** Start Records provided **
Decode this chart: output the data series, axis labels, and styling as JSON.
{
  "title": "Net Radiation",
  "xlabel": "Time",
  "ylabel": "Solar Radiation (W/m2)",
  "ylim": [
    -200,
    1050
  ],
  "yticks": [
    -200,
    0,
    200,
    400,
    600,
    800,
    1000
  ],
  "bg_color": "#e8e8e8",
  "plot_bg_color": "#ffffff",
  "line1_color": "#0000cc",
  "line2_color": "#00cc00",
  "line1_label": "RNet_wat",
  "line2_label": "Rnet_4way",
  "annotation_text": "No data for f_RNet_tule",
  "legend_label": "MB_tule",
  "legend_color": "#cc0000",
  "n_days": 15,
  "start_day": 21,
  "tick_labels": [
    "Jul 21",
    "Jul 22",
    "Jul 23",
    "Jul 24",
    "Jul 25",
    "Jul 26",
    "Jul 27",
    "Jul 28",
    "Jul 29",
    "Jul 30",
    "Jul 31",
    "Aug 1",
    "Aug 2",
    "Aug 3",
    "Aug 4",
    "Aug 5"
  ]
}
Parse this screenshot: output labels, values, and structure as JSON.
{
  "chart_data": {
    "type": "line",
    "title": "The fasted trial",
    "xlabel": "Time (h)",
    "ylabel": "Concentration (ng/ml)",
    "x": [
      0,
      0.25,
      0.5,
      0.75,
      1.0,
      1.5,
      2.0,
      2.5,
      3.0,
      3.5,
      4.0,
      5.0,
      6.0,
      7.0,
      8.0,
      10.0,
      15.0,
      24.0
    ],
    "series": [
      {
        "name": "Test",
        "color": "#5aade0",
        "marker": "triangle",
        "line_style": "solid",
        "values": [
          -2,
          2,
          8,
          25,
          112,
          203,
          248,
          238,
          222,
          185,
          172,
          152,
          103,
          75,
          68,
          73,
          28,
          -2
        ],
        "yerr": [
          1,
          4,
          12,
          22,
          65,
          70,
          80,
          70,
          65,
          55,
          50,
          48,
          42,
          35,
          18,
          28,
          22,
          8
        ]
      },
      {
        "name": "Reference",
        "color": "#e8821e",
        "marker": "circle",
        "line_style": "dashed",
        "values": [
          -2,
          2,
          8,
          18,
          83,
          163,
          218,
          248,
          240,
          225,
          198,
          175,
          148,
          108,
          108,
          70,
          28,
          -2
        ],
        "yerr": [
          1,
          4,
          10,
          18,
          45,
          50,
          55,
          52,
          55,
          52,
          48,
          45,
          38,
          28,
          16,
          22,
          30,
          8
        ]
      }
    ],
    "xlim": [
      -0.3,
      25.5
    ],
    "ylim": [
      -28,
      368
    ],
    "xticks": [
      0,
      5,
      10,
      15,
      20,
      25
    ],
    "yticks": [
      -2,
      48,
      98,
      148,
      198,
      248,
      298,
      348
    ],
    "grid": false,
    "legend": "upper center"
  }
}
** End Records provided **
What is needed => Look over the listing above. Pick out and copy every line that includes "title".

Final result =>
  "title": "Net Radiation",
    "title": "The fasted trial",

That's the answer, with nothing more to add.